▶ _DESCRIPTION OF THE TASK_: Copy every line of the listing exactly.

▶ _EXERCISE INPUT_:
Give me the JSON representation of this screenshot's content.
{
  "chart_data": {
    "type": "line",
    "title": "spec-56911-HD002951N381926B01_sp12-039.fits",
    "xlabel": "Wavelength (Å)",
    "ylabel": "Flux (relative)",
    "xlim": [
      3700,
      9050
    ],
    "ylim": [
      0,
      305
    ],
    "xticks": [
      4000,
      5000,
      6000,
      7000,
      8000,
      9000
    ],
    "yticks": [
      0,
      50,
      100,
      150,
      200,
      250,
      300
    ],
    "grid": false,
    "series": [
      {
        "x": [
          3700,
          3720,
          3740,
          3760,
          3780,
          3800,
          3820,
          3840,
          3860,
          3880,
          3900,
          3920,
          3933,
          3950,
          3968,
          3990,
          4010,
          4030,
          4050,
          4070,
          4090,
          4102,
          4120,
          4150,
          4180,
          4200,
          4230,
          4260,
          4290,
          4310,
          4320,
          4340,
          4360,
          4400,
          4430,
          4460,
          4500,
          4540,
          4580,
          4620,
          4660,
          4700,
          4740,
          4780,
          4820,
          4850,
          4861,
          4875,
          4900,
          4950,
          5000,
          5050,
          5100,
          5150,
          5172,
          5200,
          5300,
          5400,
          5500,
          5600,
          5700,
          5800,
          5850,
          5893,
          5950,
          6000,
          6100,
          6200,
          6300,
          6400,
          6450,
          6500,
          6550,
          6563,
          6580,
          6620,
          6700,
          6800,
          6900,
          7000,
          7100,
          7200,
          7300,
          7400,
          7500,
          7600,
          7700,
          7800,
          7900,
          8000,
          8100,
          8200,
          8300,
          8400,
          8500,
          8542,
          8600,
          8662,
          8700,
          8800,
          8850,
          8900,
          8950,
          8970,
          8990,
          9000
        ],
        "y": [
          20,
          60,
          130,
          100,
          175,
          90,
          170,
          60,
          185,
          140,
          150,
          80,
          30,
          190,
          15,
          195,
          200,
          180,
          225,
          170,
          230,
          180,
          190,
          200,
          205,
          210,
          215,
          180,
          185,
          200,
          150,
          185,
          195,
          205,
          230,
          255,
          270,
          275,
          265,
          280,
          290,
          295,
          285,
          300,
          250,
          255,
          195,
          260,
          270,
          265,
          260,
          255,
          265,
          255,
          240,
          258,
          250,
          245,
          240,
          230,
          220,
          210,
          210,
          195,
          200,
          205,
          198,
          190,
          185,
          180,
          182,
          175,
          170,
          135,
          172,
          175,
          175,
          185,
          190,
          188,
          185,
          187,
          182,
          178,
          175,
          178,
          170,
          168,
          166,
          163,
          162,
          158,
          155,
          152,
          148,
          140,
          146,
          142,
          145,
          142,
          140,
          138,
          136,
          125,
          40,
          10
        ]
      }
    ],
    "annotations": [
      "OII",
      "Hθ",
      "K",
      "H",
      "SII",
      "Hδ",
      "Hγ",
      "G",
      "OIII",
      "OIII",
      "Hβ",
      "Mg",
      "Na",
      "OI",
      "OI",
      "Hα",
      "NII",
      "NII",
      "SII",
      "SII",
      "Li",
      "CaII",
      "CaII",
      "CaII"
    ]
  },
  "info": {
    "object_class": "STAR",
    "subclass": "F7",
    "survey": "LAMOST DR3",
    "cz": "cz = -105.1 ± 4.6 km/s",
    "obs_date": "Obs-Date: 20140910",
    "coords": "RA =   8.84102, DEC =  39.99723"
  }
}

▶ _WRITTEN RESPONSE_:
Give me the JSON representation of this screenshot's content.
{
  "chart_data": {
    "type": "line",
    "title": "spec-56911-HD002951N381926B01_sp12-039.fits",
    "xlabel": "Wavelength (Å)",
    "ylabel": "Flux (relative)",
    "xlim": [
      3700,
      9050
    ],
    "ylim": [
      0,
      305
    ],
    "xticks": [
      4000,
      5000,
      6000,
      7000,
      8000,
      9000
    ],
    "yticks": [
      0,
      50,
      100,
      150,
      200,
      250,
      300
    ],
    "grid": false,
    "series": [
      {
        "x": [
          3700,
          3720,
          3740,
          3760,
          3780,
          3800,
          3820,
          3840,
          3860,
          3880,
          3900,
          3920,
          3933,
          3950,
          3968,
          3990,
          4010,
          4030,
          4050,
          4070,
          4090,
          4102,
          4120,
          4150,
          4180,
          4200,
          4230,
          4260,
          4290,
          4310,
          4320,
          4340,
          4360,
          4400,
          4430,
          4460,
          4500,
          4540,
          4580,
          4620,
          4660,
          4700,
          4740,
          4780,
          4820,
          4850,
          4861,
          4875,
          4900,
          4950,
          5000,
          5050,
          5100,
          5150,
          5172,
          5200,
          5300,
          5400,
          5500,
          5600,
          5700,
          5800,
          5850,
          5893,
          5950,
          6000,
          6100,
          6200,
          6300,
          6400,
          6450,
          6500,
          6550,
          6563,
          6580,
          6620,
          6700,
          6800,
          6900,
          7000,
          7100,
          7200,
          7300,
          7400,
          7500,
          7600,
          7700,
          7800,
          7900,
          8000,
          8100,
          8200,
          8300,
          8400,
          8500,
          8542,
          8600,
          8662,
          8700,
          8800,
          8850,
          8900,
          8950,
          8970,
          8990,
          9000
        ],
        "y": [
          20,
          60,
          130,
          100,
          175,
          90,
          170,
          60,
          185,
          140,
          150,
          80,
          30,
          190,
          15,
          195,
          200,
          180,
          225,
          170,
          230,
          180,
          190,
          200,
          205,
          210,
          215,
          180,
          185,
          200,
          150,
          185,
          195,
          205,
          230,
          255,
          270,
          275,
          265,
          280,
          290,
          295,
          285,
          300,
          250,
          255,
          195,
          260,
          270,
          265,
          260,
          255,
          265,
          255,
          240,
          258,
          250,
          245,
          240,
          230,
          220,
          210,
          210,
          195,
          200,
          205,
          198,
          190,
          185,
          180,
          182,
          175,
          170,
          135,
          172,
          175,
          175,
          185,
          190,
          188,
          185,
          187,
          182,
          178,
          175,
          178,
          170,
          168,
          166,
          163,
          162,
          158,
          155,
          152,
          148,
          140,
          146,
          142,
          145,
          142,
          140,
          138,
          136,
          125,
          40,
          10
        ]
      }
    ],
    "annotations": [
      "OII",
      "Hθ",
      "K",
      "H",
      "SII",
      "Hδ",
      "Hγ",
      "G",
      "OIII",
      "OIII",
      "Hβ",
      "Mg",
      "Na",
      "OI",
      "OI",
      "Hα",
      "NII",
      "NII",
      "SII",
      "SII",
      "Li",
      "CaII",
      "CaII",
      "CaII"
    ]
  },
  "info": {
    "object_class": "STAR",
    "subclass": "F7",
    "survey": "LAMOST DR3",
    "cz": "cz = -105.1 ± 4.6 km/s",
    "obs_date": "Obs-Date: 20140910",
    "coords": "RA =   8.84102, DEC =  39.99723"
  }
}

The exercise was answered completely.